====== PROVIDED RECORDS
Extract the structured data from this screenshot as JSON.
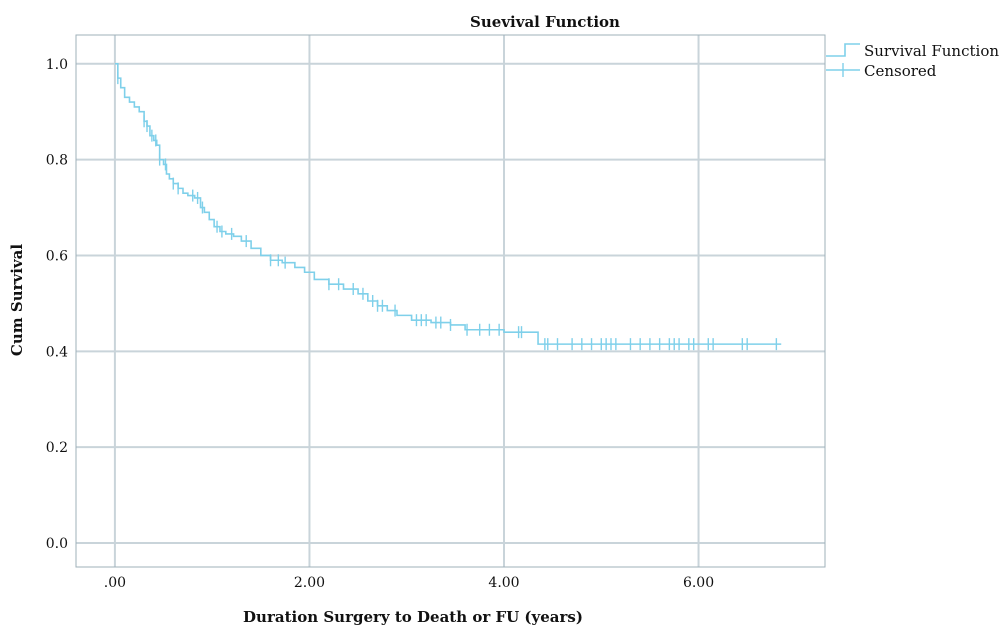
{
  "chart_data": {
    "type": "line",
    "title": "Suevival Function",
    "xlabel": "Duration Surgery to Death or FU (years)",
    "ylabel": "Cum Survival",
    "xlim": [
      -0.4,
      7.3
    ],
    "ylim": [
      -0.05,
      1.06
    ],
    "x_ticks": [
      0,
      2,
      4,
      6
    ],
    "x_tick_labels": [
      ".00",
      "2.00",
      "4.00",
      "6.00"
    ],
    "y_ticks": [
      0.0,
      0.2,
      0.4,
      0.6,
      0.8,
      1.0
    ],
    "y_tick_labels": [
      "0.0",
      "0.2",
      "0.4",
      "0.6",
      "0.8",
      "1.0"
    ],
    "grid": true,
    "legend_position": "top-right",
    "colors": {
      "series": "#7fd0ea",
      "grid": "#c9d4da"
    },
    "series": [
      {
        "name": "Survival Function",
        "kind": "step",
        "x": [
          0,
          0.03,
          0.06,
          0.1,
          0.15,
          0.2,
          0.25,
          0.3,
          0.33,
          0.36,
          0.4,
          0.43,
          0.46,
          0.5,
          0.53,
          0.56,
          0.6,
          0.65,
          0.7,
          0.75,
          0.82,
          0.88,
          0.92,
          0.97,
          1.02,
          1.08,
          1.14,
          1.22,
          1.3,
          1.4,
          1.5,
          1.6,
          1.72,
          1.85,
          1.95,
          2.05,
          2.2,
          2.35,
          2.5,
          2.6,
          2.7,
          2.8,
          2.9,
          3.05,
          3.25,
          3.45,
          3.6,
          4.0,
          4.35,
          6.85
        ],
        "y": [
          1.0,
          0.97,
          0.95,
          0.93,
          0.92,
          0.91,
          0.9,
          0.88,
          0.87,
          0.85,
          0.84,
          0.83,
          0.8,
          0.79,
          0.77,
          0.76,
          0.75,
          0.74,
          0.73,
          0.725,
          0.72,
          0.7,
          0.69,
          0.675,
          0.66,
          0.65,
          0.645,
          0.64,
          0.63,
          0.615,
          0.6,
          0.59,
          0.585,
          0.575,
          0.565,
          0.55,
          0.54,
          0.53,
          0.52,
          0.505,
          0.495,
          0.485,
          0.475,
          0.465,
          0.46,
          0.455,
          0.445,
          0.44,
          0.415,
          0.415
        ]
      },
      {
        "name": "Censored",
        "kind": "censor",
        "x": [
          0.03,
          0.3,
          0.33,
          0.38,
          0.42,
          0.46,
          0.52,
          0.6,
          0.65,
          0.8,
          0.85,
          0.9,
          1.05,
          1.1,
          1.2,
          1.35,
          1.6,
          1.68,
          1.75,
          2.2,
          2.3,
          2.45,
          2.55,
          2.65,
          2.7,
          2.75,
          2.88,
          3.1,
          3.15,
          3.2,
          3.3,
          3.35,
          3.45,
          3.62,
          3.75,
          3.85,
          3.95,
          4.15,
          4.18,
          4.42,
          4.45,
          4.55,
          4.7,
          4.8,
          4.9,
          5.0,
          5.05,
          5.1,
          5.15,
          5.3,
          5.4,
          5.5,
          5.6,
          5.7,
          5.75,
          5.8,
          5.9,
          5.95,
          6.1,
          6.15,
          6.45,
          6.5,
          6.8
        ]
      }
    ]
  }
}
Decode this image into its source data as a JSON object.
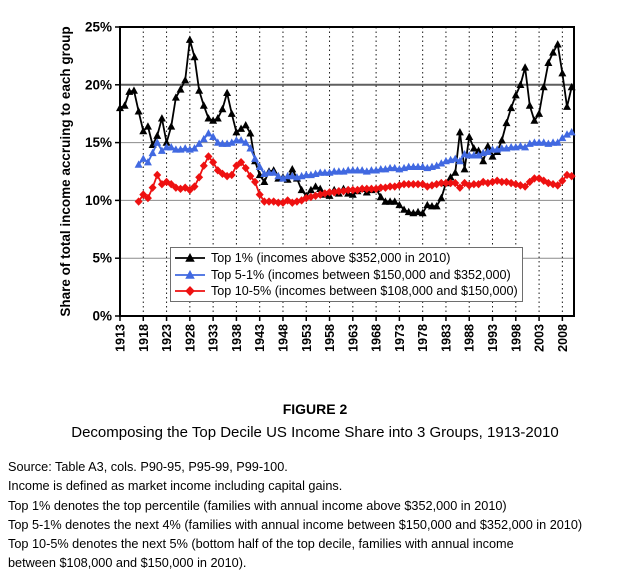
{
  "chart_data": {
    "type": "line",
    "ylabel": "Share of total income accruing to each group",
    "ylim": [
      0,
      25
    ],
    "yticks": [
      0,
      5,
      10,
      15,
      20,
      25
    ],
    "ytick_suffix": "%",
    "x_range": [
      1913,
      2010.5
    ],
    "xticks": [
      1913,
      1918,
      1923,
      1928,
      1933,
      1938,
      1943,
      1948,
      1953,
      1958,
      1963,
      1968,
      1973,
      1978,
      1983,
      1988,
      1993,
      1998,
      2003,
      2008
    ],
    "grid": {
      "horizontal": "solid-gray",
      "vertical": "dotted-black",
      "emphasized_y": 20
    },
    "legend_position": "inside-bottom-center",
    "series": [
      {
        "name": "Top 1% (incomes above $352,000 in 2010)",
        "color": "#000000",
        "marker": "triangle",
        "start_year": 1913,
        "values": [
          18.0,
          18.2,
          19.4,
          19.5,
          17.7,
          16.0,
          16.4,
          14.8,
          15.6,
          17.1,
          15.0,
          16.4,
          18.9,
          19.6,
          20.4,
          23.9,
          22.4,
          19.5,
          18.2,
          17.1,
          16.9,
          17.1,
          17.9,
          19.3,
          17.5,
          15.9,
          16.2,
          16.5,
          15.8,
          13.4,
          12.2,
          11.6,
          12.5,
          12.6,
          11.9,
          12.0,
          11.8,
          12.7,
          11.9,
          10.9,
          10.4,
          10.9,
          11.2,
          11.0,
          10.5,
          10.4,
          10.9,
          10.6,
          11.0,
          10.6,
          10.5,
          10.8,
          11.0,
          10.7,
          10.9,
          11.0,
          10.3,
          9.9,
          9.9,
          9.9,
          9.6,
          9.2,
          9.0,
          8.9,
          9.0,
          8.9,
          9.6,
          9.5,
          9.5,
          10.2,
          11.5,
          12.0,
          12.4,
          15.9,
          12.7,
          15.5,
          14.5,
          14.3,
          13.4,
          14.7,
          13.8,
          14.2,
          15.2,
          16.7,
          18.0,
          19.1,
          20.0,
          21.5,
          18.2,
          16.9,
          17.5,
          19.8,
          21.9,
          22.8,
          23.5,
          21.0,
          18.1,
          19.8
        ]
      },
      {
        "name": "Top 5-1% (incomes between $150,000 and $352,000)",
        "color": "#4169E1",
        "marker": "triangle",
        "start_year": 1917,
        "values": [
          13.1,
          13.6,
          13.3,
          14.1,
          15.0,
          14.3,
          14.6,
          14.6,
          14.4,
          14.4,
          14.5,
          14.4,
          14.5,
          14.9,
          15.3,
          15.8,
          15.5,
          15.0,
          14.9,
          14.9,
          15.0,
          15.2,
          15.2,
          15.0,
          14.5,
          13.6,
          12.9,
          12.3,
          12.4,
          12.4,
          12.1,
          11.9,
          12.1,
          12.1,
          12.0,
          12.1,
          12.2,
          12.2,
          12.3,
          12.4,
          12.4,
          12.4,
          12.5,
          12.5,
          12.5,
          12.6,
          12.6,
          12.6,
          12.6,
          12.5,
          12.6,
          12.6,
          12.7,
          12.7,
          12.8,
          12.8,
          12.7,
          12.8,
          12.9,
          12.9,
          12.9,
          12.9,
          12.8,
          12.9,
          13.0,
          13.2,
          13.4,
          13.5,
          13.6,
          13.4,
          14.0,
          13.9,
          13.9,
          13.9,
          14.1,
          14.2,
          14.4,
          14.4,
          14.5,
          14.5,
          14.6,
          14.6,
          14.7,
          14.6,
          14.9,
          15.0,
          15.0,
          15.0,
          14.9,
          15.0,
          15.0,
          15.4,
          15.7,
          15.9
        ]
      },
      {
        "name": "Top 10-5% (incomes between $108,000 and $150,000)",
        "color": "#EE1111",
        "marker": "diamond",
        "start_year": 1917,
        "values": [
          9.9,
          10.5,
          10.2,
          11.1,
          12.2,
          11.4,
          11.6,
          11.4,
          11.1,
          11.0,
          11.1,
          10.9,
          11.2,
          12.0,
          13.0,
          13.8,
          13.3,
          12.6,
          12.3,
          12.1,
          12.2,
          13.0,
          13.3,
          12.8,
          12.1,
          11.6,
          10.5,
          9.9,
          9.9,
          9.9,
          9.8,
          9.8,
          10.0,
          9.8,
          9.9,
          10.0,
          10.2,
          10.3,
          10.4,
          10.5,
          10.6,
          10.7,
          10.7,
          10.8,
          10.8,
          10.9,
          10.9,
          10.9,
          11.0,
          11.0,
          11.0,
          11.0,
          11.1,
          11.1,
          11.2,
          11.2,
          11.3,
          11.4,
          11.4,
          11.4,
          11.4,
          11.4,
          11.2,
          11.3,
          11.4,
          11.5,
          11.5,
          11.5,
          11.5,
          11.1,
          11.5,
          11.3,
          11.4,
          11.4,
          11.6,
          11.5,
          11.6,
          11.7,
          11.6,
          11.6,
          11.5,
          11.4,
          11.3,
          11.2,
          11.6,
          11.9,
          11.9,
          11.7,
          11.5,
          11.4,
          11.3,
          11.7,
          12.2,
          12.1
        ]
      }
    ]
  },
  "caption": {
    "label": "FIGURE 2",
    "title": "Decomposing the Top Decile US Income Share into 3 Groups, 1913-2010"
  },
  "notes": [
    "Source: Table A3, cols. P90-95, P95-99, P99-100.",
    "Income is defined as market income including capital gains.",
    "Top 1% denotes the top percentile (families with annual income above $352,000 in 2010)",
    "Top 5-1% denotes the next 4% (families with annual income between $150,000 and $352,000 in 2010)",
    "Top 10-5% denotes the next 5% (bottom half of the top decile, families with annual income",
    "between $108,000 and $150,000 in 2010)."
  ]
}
============
> THE PROBLEM: Scan the entries above for the word "denotes" and collect each line holding it.

> TASK RESULT:
    "Top 1% denotes the top percentile (families with annual income above $352,000 in 2010)",
    "Top 5-1% denotes the next 4% (families with annual income between $150,000 and $352,000 in 2010)",
    "Top 10-5% denotes the next 5% (bottom half of the top decile, families with annual income",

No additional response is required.